* **THE INPUT**:
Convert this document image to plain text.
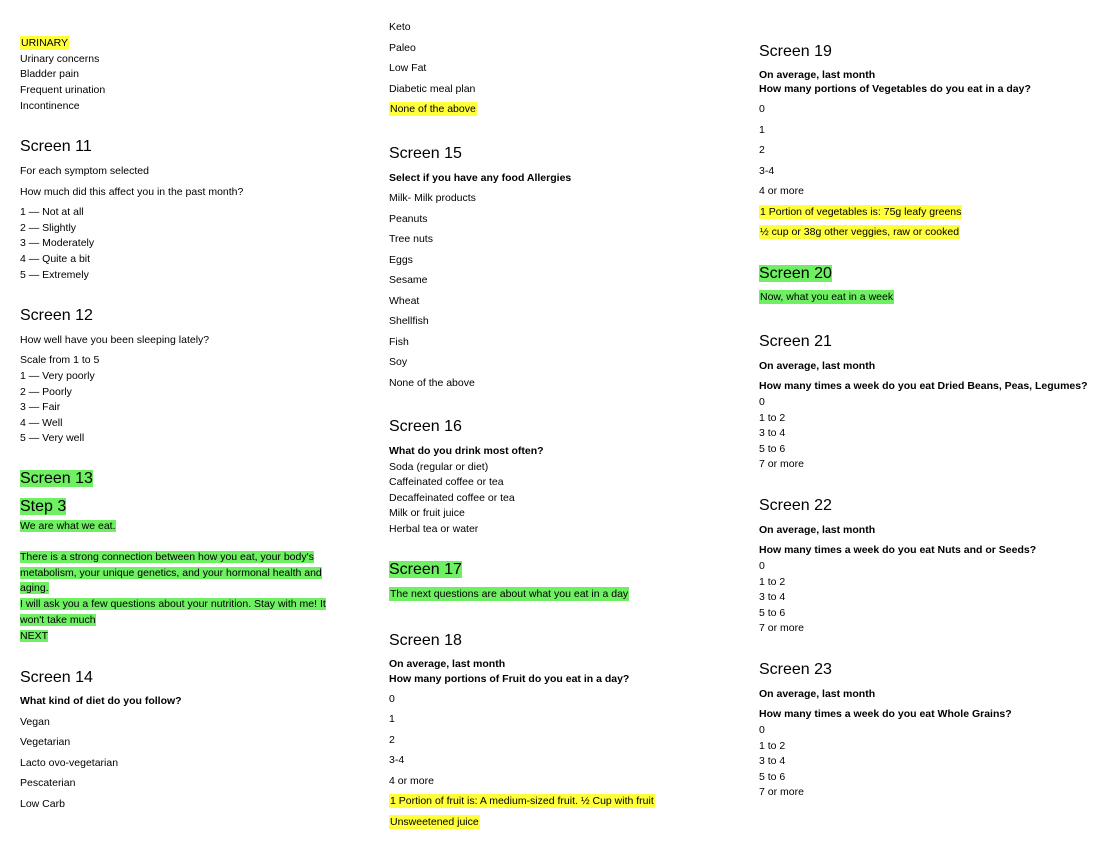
URINARY
Urinary concerns
Bladder pain
Frequent urination
Incontinence
Screen 11
For each symptom selected
How much did this affect you in the past month?
1 — Not at all
2 — Slightly
3 — Moderately
4 — Quite a bit
5 — Extremely
Screen 12
How well have you been sleeping lately?
Scale from 1 to 5
1 — Very poorly
2 — Poorly
3 — Fair
4 — Well
5 — Very well
Screen 13
Step 3
We are what we eat.
There is a strong connection between how you eat, your body's metabolism, your unique genetics, and your hormonal health and aging.
I will ask you a few questions about your nutrition. Stay with me! It won't take much
NEXT
Screen 14
What kind of diet do you follow?
Vegan
Vegetarian
Lacto ovo-vegetarian
Pescaterian
Low Carb
Keto
Paleo
Low Fat
Diabetic meal plan
None of the above
Screen 15
Select if you have any food Allergies
Milk- Milk products
Peanuts
Tree nuts
Eggs
Sesame
Wheat
Shellfish
Fish
Soy
None of the above
Screen 16
What do you drink most often?
Soda (regular or diet)
Caffeinated coffee or tea
Decaffeinated coffee or tea
Milk or fruit juice
Herbal tea or water
Screen 17
The next questions are about what you eat in a day
Screen 18
On average, last month
How many portions of Fruit do you eat in a day?
0
1
2
3-4
4 or more
1 Portion of fruit is: A medium-sized fruit. ½ Cup with fruit
Unsweetened juice
Screen 19
On average, last month
How many portions of Vegetables do you eat in a day?
0
1
2
3-4
4 or more
1 Portion of vegetables is: 75g leafy greens
½ cup or 38g other veggies, raw or cooked
Screen 20
Now, what you eat in a week
Screen 21
On average, last month
How many times a week do you eat Dried Beans, Peas, Legumes?
0
1 to 2
3 to 4
5 to 6
7 or more
Screen 22
On average, last month
How many times a week do you eat Nuts and or Seeds?
0
1 to 2
3 to 4
5 to 6
7 or more
Screen 23
On average, last month
How many times a week do you eat Whole Grains?
0
1 to 2
3 to 4
5 to 6
7 or more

* **YOUR OBJECTIVE**:
Quote all the lines above exactly as given. Do not include the pictures.

* **TASK RESPONSE**:
Convert this document image to plain text.
URINARY
Urinary concerns
Bladder pain
Frequent urination
Incontinence
Screen 11
For each symptom selected
How much did this affect you in the past month?
1 — Not at all
2 — Slightly
3 — Moderately
4 — Quite a bit
5 — Extremely
Screen 12
How well have you been sleeping lately?
Scale from 1 to 5
1 — Very poorly
2 — Poorly
3 — Fair
4 — Well
5 — Very well
Screen 13
Step 3
We are what we eat.
There is a strong connection between how you eat, your body's metabolism, your unique genetics, and your hormonal health and aging.
I will ask you a few questions about your nutrition. Stay with me! It won't take much
NEXT
Screen 14
What kind of diet do you follow?
Vegan
Vegetarian
Lacto ovo-vegetarian
Pescaterian
Low Carb
Keto
Paleo
Low Fat
Diabetic meal plan
None of the above
Screen 15
Select if you have any food Allergies
Milk- Milk products
Peanuts
Tree nuts
Eggs
Sesame
Wheat
Shellfish
Fish
Soy
None of the above
Screen 16
What do you drink most often?
Soda (regular or diet)
Caffeinated coffee or tea
Decaffeinated coffee or tea
Milk or fruit juice
Herbal tea or water
Screen 17
The next questions are about what you eat in a day
Screen 18
On average, last month
How many portions of Fruit do you eat in a day?
0
1
2
3-4
4 or more
1 Portion of fruit is: A medium-sized fruit. ½ Cup with fruit
Unsweetened juice
Screen 19
On average, last month
How many portions of Vegetables do you eat in a day?
0
1
2
3-4
4 or more
1 Portion of vegetables is: 75g leafy greens
½ cup or 38g other veggies, raw or cooked
Screen 20
Now, what you eat in a week
Screen 21
On average, last month
How many times a week do you eat Dried Beans, Peas, Legumes?
0
1 to 2
3 to 4
5 to 6
7 or more
Screen 22
On average, last month
How many times a week do you eat Nuts and or Seeds?
0
1 to 2
3 to 4
5 to 6
7 or more
Screen 23
On average, last month
How many times a week do you eat Whole Grains?
0
1 to 2
3 to 4
5 to 6
7 or more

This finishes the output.